STATED TASK: Reproduce all of the material word for word.

------

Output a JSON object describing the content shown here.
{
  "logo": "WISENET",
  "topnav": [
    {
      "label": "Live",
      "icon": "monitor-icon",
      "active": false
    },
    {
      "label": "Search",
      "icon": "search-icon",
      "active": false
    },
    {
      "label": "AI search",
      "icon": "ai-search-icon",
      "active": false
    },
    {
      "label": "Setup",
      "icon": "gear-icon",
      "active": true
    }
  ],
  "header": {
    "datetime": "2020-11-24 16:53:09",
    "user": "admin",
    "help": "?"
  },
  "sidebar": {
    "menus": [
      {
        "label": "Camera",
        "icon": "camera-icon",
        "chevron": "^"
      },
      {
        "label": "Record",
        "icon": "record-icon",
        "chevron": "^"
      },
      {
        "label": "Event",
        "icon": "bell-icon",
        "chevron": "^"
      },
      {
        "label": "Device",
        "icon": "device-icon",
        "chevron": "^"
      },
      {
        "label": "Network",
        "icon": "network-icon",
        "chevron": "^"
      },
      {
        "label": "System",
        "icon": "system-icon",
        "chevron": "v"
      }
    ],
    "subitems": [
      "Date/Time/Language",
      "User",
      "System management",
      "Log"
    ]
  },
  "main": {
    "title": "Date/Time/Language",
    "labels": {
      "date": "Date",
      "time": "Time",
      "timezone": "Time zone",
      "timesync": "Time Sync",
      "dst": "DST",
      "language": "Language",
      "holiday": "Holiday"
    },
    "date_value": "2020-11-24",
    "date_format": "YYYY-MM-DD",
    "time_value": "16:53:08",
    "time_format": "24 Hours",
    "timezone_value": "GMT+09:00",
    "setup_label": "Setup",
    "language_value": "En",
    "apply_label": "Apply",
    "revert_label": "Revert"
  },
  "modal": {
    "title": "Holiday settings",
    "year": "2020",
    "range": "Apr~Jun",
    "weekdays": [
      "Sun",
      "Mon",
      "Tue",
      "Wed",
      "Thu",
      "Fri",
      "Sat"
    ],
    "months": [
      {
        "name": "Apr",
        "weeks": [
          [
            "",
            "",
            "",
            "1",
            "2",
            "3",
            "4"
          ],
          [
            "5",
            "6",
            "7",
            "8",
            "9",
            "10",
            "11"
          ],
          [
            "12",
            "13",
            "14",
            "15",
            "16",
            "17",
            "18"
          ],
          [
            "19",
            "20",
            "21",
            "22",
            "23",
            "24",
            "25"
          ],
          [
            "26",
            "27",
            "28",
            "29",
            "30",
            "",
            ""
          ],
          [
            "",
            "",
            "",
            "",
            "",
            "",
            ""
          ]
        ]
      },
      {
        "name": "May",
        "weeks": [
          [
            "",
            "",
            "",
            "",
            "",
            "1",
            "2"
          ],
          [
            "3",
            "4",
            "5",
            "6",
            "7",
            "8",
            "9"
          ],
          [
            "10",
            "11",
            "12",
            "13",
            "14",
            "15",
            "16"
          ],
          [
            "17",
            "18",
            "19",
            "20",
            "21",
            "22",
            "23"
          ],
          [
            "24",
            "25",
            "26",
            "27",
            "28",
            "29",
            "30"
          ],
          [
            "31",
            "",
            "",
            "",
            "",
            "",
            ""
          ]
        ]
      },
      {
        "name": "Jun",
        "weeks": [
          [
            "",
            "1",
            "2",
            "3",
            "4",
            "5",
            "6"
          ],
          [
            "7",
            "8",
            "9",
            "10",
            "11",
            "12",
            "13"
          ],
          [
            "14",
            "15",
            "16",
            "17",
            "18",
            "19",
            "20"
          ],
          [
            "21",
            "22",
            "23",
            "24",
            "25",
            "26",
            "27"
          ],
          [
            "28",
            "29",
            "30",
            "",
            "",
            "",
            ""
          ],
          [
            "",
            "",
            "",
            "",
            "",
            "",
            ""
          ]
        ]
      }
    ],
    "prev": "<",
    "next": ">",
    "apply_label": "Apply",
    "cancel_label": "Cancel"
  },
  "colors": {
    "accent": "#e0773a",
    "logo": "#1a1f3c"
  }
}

------

REPLY TO THE TASK:
Output a JSON object describing the content shown here.
{
  "logo": "WISENET",
  "topnav": [
    {
      "label": "Live",
      "icon": "monitor-icon",
      "active": false
    },
    {
      "label": "Search",
      "icon": "search-icon",
      "active": false
    },
    {
      "label": "AI search",
      "icon": "ai-search-icon",
      "active": false
    },
    {
      "label": "Setup",
      "icon": "gear-icon",
      "active": true
    }
  ],
  "header": {
    "datetime": "2020-11-24 16:53:09",
    "user": "admin",
    "help": "?"
  },
  "sidebar": {
    "menus": [
      {
        "label": "Camera",
        "icon": "camera-icon",
        "chevron": "^"
      },
      {
        "label": "Record",
        "icon": "record-icon",
        "chevron": "^"
      },
      {
        "label": "Event",
        "icon": "bell-icon",
        "chevron": "^"
      },
      {
        "label": "Device",
        "icon": "device-icon",
        "chevron": "^"
      },
      {
        "label": "Network",
        "icon": "network-icon",
        "chevron": "^"
      },
      {
        "label": "System",
        "icon": "system-icon",
        "chevron": "v"
      }
    ],
    "subitems": [
      "Date/Time/Language",
      "User",
      "System management",
      "Log"
    ]
  },
  "main": {
    "title": "Date/Time/Language",
    "labels": {
      "date": "Date",
      "time": "Time",
      "timezone": "Time zone",
      "timesync": "Time Sync",
      "dst": "DST",
      "language": "Language",
      "holiday": "Holiday"
    },
    "date_value": "2020-11-24",
    "date_format": "YYYY-MM-DD",
    "time_value": "16:53:08",
    "time_format": "24 Hours",
    "timezone_value": "GMT+09:00",
    "setup_label": "Setup",
    "language_value": "En",
    "apply_label": "Apply",
    "revert_label": "Revert"
  },
  "modal": {
    "title": "Holiday settings",
    "year": "2020",
    "range": "Apr~Jun",
    "weekdays": [
      "Sun",
      "Mon",
      "Tue",
      "Wed",
      "Thu",
      "Fri",
      "Sat"
    ],
    "months": [
      {
        "name": "Apr",
        "weeks": [
          [
            "",
            "",
            "",
            "1",
            "2",
            "3",
            "4"
          ],
          [
            "5",
            "6",
            "7",
            "8",
            "9",
            "10",
            "11"
          ],
          [
            "12",
            "13",
            "14",
            "15",
            "16",
            "17",
            "18"
          ],
          [
            "19",
            "20",
            "21",
            "22",
            "23",
            "24",
            "25"
          ],
          [
            "26",
            "27",
            "28",
            "29",
            "30",
            "",
            ""
          ],
          [
            "",
            "",
            "",
            "",
            "",
            "",
            ""
          ]
        ]
      },
      {
        "name": "May",
        "weeks": [
          [
            "",
            "",
            "",
            "",
            "",
            "1",
            "2"
          ],
          [
            "3",
            "4",
            "5",
            "6",
            "7",
            "8",
            "9"
          ],
          [
            "10",
            "11",
            "12",
            "13",
            "14",
            "15",
            "16"
          ],
          [
            "17",
            "18",
            "19",
            "20",
            "21",
            "22",
            "23"
          ],
          [
            "24",
            "25",
            "26",
            "27",
            "28",
            "29",
            "30"
          ],
          [
            "31",
            "",
            "",
            "",
            "",
            "",
            ""
          ]
        ]
      },
      {
        "name": "Jun",
        "weeks": [
          [
            "",
            "1",
            "2",
            "3",
            "4",
            "5",
            "6"
          ],
          [
            "7",
            "8",
            "9",
            "10",
            "11",
            "12",
            "13"
          ],
          [
            "14",
            "15",
            "16",
            "17",
            "18",
            "19",
            "20"
          ],
          [
            "21",
            "22",
            "23",
            "24",
            "25",
            "26",
            "27"
          ],
          [
            "28",
            "29",
            "30",
            "",
            "",
            "",
            ""
          ],
          [
            "",
            "",
            "",
            "",
            "",
            "",
            ""
          ]
        ]
      }
    ],
    "prev": "<",
    "next": ">",
    "apply_label": "Apply",
    "cancel_label": "Cancel"
  },
  "colors": {
    "accent": "#e0773a",
    "logo": "#1a1f3c"
  }
}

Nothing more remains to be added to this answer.